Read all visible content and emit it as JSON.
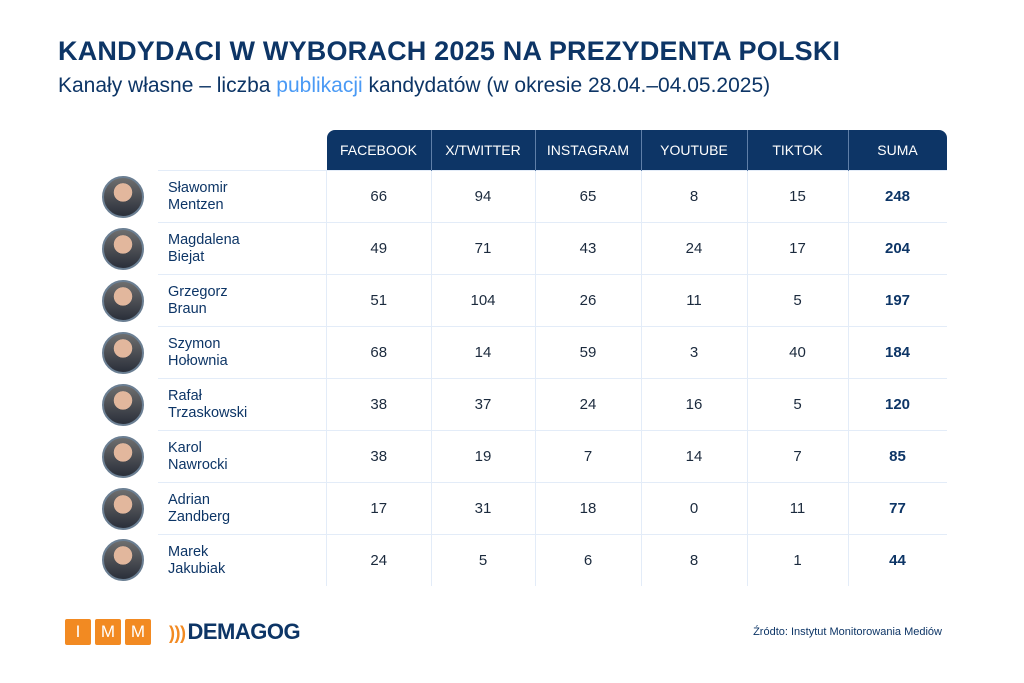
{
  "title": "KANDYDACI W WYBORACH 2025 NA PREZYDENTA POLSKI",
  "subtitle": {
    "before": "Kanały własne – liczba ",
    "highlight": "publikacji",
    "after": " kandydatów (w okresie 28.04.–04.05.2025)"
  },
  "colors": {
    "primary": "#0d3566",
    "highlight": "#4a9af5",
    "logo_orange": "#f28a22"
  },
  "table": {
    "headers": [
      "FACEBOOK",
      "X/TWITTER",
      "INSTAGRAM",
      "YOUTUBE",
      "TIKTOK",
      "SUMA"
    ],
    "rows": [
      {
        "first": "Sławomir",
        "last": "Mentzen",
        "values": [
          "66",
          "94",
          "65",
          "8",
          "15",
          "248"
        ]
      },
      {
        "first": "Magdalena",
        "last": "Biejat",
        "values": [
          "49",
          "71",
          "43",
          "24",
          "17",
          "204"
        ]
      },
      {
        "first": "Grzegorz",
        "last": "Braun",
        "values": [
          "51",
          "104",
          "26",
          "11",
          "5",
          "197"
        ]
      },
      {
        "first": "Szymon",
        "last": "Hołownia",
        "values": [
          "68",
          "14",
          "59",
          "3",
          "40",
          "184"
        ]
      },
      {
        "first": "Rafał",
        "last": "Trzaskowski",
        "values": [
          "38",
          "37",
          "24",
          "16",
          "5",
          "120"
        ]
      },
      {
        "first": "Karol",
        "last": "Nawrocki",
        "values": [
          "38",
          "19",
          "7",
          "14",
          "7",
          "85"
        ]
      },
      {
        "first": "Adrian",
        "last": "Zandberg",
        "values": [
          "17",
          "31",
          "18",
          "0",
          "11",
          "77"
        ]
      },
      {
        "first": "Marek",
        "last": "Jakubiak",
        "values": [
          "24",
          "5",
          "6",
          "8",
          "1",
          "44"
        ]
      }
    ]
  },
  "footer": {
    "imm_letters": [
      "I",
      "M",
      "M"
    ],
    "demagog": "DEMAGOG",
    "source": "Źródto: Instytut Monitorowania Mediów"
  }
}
# # # #
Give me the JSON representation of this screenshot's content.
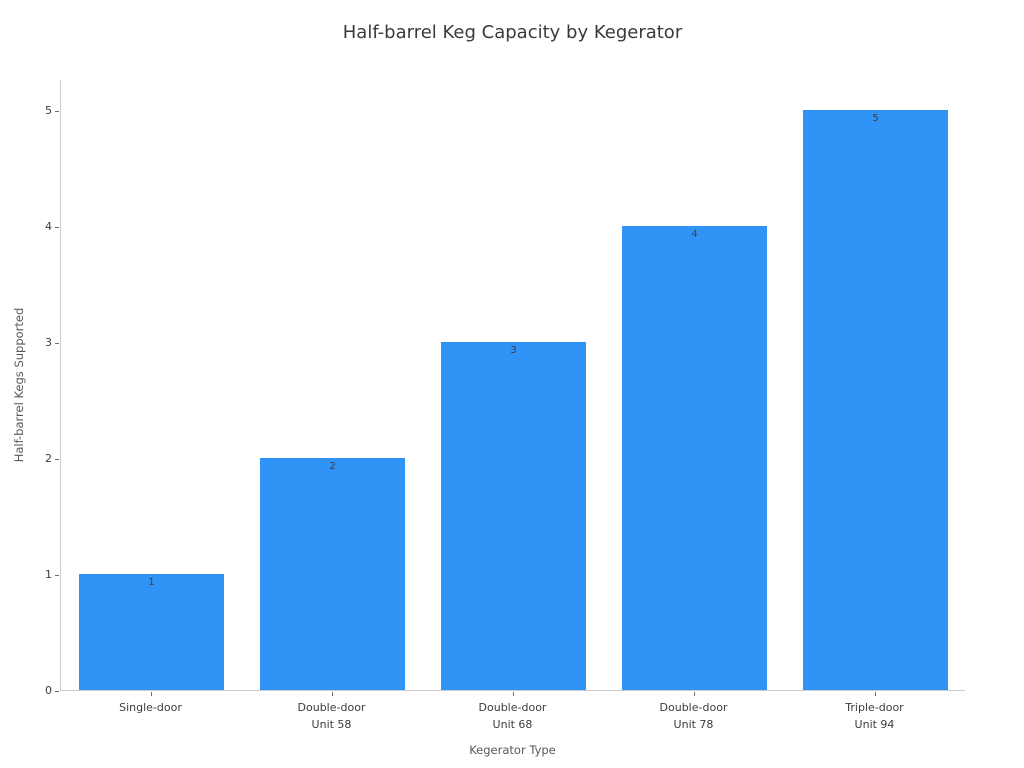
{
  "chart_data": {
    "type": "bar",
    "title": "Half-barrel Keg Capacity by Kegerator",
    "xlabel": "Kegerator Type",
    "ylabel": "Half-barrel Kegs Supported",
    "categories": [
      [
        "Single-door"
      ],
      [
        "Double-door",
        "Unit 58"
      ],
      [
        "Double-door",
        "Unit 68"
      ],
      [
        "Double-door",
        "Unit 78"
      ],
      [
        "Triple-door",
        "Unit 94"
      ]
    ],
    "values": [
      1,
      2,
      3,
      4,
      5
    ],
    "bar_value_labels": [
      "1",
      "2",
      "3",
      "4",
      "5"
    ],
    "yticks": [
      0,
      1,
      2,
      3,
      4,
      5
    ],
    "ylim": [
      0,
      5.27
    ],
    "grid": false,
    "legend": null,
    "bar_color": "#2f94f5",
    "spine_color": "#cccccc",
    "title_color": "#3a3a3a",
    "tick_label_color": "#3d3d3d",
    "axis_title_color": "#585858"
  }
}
# # # #
_EXERCISE DIRECTIONS:_ Look through the lines above and collect those with the word "barrel".

_RESPONSE FOR THIS EXERCISE:_
    "title": "Half-barrel Keg Capacity by Kegerator",
    "ylabel": "Half-barrel Kegs Supported",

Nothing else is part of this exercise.